_WRITTEN PROBLEM_: Wherever the string "Warsztaty" appears in a line, extract that line.

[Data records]
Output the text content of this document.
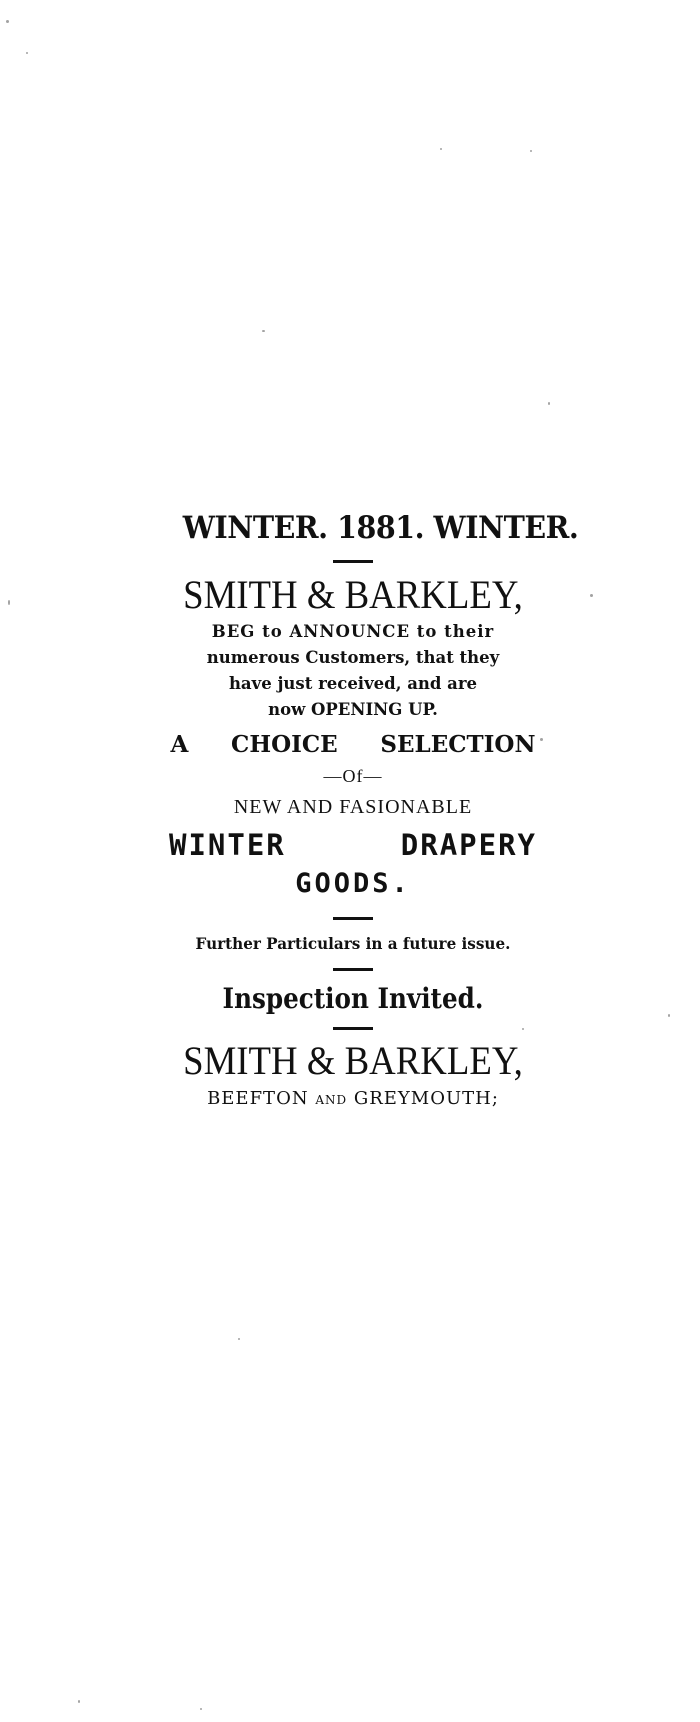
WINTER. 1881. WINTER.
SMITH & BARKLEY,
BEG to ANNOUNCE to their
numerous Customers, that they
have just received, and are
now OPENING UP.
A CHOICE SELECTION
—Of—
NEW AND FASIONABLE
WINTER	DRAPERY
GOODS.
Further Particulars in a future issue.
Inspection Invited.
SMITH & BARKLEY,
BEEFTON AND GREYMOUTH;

==

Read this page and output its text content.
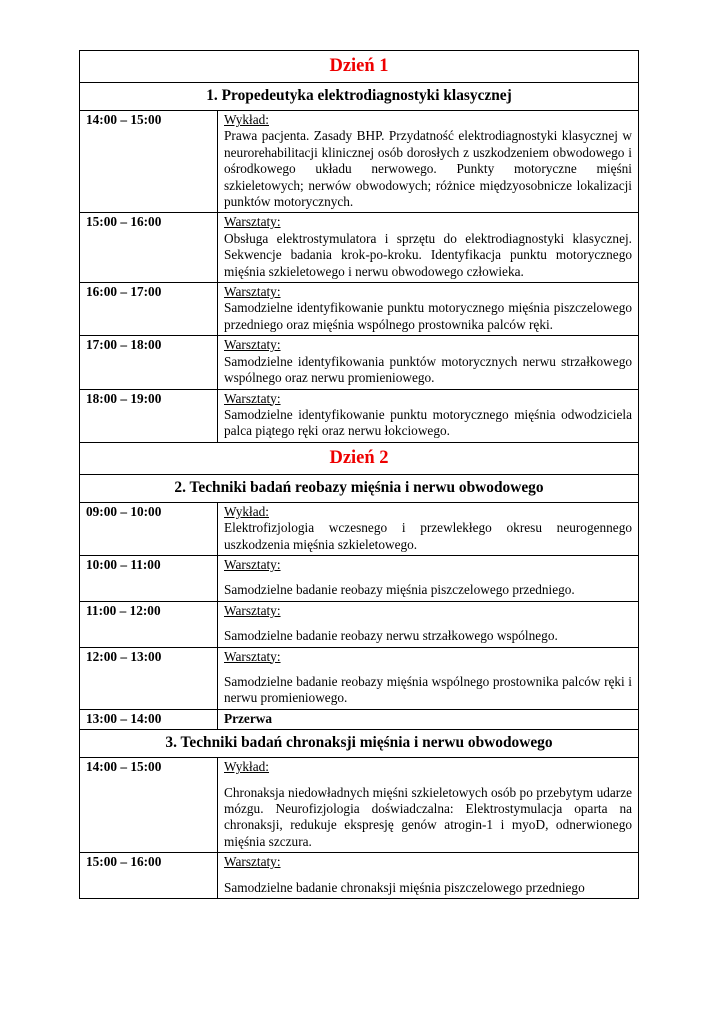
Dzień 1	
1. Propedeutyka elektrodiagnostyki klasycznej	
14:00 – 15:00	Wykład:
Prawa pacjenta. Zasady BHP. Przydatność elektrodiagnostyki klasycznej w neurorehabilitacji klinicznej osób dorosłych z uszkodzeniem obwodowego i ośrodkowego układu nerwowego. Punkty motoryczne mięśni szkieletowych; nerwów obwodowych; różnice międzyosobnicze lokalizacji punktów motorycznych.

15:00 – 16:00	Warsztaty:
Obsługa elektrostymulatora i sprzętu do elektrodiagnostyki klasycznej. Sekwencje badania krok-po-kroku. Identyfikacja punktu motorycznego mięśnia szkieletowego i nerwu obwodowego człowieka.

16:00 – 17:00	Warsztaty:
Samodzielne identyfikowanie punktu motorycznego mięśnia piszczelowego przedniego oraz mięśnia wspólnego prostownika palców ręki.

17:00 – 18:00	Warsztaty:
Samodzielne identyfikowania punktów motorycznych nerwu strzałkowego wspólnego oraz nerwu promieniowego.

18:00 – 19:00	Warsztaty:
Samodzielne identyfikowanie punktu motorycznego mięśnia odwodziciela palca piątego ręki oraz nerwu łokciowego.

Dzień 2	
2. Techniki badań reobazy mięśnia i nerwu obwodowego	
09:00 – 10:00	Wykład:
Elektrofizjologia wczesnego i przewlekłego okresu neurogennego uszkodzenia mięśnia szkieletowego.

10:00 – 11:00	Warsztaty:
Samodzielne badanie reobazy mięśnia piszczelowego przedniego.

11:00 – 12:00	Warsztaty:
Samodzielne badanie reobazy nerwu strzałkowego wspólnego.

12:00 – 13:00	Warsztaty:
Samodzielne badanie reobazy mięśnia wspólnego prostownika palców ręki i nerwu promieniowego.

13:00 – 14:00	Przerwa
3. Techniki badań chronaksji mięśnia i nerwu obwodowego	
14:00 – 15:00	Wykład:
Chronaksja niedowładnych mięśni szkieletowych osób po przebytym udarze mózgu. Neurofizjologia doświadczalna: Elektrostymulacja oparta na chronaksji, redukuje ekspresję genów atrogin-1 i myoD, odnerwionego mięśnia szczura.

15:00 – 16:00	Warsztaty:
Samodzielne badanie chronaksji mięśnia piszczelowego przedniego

_EXERCISE SOLUTION_:
15:00 – 16:00	Warsztaty:
16:00 – 17:00	Warsztaty:
17:00 – 18:00	Warsztaty:
18:00 – 19:00	Warsztaty:
10:00 – 11:00	Warsztaty:
11:00 – 12:00	Warsztaty:
12:00 – 13:00	Warsztaty:
15:00 – 16:00	Warsztaty:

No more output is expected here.